For every line in the records that has the word "length", make a copy.
##########
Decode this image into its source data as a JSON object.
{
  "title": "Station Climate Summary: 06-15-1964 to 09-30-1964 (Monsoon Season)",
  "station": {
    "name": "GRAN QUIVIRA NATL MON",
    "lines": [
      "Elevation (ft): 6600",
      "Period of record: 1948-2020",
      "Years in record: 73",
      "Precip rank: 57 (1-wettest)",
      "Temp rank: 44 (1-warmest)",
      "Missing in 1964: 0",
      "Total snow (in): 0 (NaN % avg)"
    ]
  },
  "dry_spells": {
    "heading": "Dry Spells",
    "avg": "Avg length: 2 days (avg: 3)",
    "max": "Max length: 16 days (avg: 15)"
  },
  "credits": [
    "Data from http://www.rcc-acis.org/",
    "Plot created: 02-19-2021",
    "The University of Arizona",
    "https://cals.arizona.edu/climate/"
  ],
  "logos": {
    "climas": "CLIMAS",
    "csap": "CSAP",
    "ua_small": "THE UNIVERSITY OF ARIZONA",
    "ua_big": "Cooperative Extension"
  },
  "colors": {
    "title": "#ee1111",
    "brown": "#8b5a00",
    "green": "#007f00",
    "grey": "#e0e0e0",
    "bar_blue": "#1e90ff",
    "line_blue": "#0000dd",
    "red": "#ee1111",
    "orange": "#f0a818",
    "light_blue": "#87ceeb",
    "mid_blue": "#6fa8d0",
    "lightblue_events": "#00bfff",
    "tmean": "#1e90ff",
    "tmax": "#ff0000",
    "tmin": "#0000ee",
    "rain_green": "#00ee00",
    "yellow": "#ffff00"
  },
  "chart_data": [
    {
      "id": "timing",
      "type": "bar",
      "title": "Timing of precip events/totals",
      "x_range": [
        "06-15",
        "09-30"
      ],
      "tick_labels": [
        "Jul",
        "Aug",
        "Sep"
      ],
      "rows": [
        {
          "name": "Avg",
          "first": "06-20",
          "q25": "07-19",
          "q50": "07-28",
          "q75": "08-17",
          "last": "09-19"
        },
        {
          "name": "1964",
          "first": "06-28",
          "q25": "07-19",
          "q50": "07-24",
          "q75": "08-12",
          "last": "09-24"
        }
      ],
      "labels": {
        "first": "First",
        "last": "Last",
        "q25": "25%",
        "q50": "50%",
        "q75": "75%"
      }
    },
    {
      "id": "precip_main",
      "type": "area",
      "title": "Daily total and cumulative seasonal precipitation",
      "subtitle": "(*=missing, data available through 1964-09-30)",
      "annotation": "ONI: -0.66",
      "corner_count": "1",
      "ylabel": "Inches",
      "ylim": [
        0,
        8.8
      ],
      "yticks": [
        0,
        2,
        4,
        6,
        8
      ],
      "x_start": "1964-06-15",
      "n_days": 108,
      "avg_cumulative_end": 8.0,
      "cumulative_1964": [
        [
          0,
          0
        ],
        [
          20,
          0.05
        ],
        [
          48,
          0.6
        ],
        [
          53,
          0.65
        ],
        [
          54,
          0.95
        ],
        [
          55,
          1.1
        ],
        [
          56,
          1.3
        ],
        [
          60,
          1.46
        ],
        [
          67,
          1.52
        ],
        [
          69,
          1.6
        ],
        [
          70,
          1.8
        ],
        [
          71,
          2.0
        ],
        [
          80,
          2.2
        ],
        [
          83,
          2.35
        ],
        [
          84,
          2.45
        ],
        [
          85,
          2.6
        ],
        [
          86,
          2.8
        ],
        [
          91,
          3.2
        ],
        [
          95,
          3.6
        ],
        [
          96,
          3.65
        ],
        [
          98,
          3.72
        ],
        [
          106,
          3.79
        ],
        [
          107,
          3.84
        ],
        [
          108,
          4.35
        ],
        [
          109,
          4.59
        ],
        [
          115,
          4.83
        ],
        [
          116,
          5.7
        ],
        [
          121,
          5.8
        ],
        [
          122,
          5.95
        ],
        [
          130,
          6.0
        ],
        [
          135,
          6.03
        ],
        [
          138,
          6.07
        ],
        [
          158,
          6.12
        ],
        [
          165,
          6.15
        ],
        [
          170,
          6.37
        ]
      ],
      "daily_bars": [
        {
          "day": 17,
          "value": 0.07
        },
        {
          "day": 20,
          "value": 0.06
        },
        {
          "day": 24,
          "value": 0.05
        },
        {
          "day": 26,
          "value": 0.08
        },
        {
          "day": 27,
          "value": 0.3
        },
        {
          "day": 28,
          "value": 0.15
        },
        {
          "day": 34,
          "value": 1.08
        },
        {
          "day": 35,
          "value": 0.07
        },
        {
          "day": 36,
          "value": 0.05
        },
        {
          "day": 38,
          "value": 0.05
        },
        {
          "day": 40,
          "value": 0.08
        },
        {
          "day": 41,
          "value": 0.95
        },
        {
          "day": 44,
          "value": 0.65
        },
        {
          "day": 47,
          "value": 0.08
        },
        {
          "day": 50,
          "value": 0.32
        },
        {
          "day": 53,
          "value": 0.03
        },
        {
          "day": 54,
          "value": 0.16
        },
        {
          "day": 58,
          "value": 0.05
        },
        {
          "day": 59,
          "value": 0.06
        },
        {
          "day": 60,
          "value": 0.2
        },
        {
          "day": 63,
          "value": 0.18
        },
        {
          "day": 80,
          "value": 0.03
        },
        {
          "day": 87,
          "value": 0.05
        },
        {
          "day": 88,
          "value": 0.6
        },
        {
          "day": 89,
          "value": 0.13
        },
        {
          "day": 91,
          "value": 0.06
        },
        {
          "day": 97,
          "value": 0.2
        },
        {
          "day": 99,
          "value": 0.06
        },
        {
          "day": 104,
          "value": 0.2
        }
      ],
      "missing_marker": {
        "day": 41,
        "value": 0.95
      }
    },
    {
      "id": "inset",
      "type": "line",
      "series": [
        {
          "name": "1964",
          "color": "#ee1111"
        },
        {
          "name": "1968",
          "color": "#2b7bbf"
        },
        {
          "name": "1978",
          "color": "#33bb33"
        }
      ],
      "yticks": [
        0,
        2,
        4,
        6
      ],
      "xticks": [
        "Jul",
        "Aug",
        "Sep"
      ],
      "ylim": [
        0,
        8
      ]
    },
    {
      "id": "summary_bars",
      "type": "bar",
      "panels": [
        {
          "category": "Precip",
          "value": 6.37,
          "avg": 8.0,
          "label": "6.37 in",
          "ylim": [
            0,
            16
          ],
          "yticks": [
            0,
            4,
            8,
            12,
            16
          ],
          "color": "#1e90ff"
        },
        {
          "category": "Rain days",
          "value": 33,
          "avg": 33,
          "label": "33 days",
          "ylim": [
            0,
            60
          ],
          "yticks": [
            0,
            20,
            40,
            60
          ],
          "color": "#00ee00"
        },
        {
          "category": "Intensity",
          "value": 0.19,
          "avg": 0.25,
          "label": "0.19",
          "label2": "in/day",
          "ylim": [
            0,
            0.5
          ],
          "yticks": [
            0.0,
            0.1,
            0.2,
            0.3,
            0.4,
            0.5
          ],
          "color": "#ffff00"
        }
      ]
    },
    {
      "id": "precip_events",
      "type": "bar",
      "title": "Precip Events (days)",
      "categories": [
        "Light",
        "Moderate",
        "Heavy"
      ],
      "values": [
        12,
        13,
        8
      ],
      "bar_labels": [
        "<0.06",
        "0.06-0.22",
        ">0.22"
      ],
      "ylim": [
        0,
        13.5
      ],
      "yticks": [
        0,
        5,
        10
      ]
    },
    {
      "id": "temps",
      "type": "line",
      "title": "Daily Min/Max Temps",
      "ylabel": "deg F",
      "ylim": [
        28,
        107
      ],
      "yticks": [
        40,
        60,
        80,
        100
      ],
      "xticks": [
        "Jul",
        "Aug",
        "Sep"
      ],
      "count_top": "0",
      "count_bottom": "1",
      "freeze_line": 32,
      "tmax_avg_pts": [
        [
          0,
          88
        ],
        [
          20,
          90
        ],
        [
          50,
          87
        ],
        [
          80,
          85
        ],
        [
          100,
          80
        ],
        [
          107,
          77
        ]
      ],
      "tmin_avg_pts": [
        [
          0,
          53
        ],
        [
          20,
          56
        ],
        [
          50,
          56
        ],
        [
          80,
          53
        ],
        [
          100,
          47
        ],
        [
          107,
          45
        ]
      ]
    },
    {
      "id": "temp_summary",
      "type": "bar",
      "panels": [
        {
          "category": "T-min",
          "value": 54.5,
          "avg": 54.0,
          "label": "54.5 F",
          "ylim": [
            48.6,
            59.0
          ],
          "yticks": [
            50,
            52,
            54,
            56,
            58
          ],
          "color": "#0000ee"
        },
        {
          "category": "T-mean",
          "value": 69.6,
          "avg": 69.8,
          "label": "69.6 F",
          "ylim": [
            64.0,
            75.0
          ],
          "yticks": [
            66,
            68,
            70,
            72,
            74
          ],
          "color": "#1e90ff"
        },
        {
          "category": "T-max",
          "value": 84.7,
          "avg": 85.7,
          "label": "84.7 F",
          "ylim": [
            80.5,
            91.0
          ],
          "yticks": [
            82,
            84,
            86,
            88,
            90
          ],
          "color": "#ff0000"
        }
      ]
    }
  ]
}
##########
Output:
    "avg": "Avg length: 2 days (avg: 3)",
    "max": "Max length: 16 days (avg: 15)"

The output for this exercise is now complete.